Items from a data source
....

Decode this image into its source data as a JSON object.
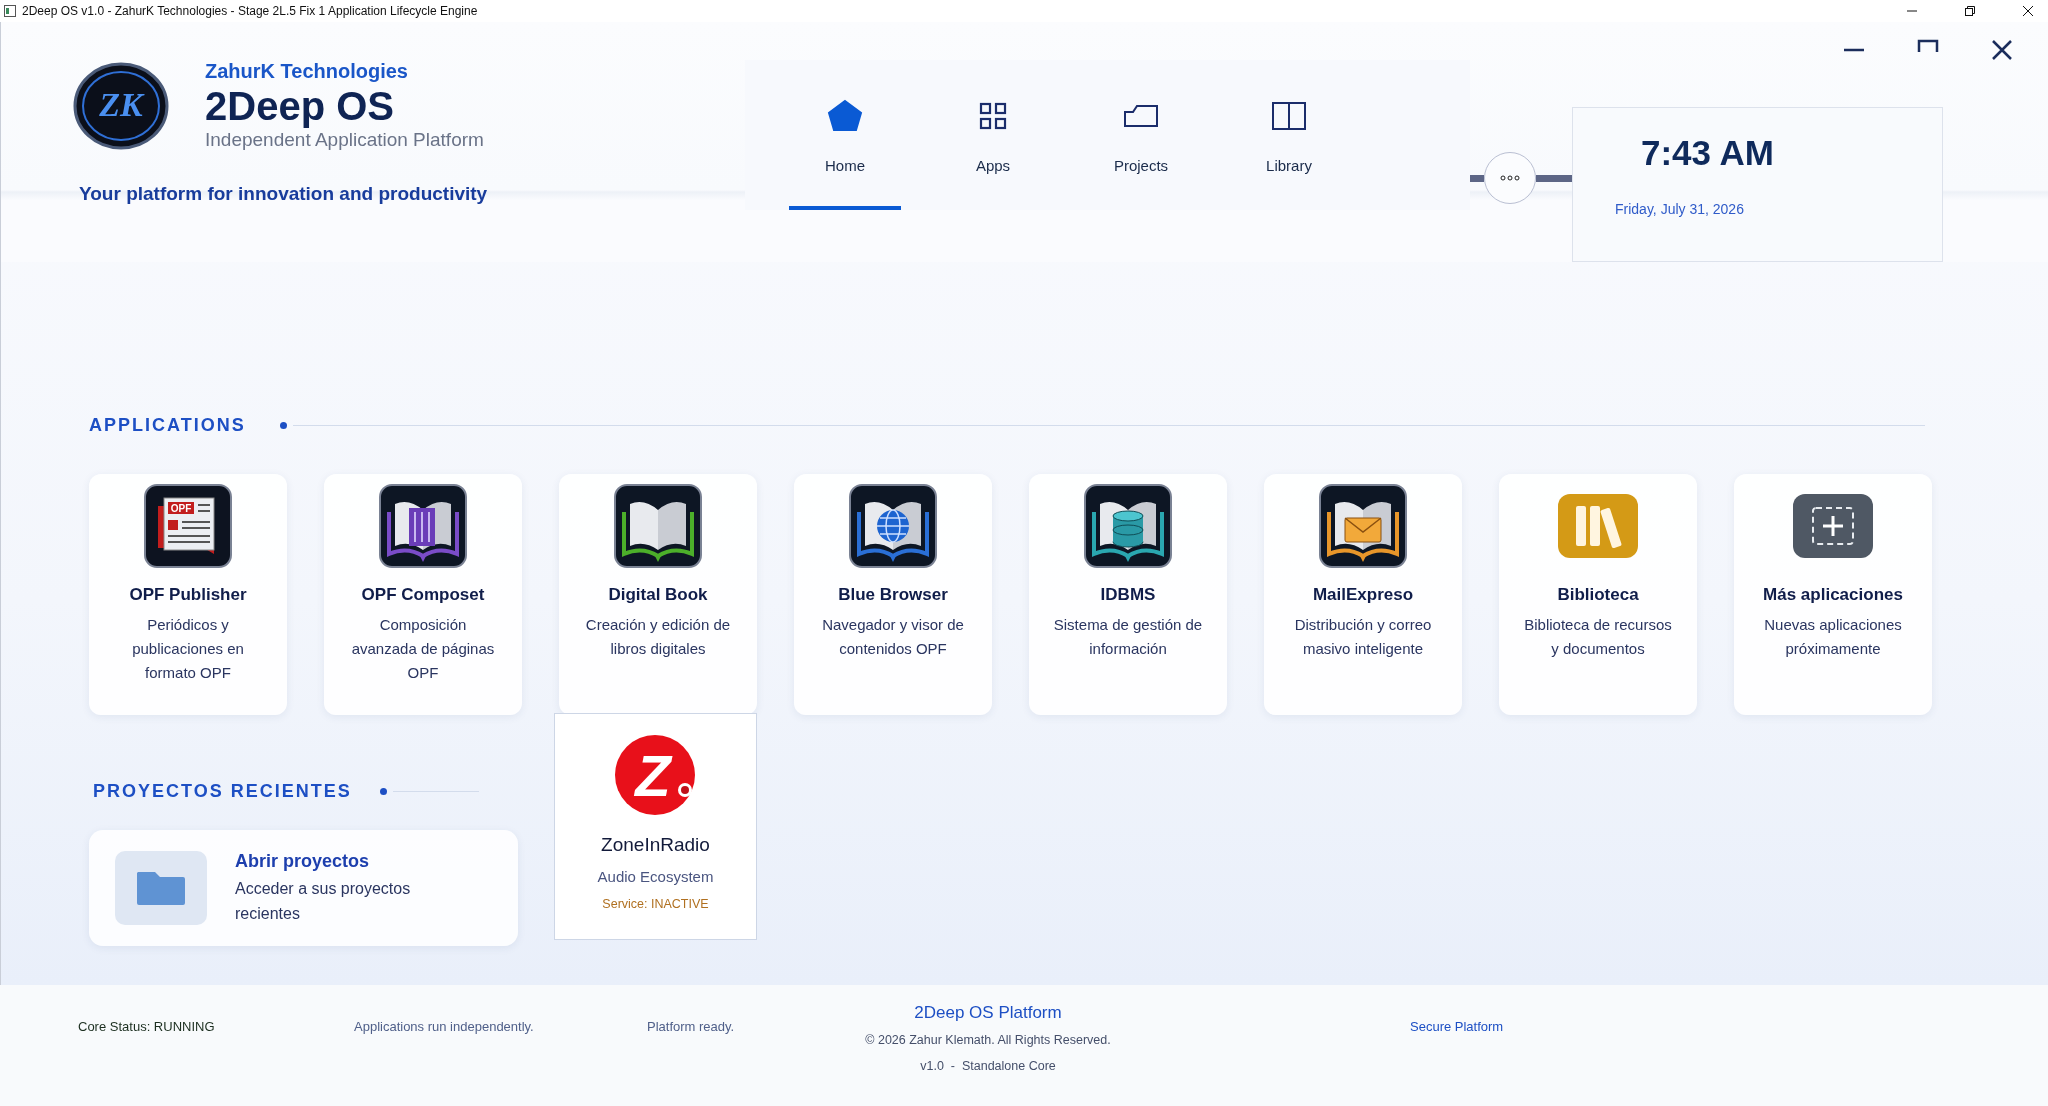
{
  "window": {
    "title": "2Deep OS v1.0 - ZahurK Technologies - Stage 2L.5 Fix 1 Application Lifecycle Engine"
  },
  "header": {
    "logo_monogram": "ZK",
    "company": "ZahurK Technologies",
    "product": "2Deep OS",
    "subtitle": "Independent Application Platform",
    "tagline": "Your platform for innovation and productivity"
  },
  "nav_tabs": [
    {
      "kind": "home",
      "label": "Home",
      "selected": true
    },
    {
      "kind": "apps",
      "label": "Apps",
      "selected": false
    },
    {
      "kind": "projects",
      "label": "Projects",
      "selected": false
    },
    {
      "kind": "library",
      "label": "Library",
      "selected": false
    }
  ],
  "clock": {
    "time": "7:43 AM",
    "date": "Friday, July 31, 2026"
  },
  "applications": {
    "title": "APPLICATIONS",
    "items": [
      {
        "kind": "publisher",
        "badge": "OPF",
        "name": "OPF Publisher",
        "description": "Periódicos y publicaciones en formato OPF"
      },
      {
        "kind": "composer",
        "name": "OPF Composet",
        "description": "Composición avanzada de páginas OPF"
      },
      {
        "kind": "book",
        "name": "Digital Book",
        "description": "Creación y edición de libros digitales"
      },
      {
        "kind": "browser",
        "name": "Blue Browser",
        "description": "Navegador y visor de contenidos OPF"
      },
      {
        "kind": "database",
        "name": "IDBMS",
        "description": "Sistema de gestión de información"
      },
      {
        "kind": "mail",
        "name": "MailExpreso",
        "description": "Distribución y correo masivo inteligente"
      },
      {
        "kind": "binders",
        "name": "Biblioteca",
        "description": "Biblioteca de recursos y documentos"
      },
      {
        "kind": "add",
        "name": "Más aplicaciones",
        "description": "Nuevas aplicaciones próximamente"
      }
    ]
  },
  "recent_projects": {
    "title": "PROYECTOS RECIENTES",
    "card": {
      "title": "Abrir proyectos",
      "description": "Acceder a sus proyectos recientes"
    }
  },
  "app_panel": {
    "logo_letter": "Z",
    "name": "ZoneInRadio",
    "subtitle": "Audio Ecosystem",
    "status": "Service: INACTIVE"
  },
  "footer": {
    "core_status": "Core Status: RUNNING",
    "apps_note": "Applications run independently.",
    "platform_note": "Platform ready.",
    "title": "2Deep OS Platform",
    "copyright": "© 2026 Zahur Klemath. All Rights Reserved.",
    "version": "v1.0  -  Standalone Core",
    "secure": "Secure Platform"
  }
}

....

» YOUR GOAL
Only the count is needed: the number of lines in the data that include the word "label".

» TASK RESULT
4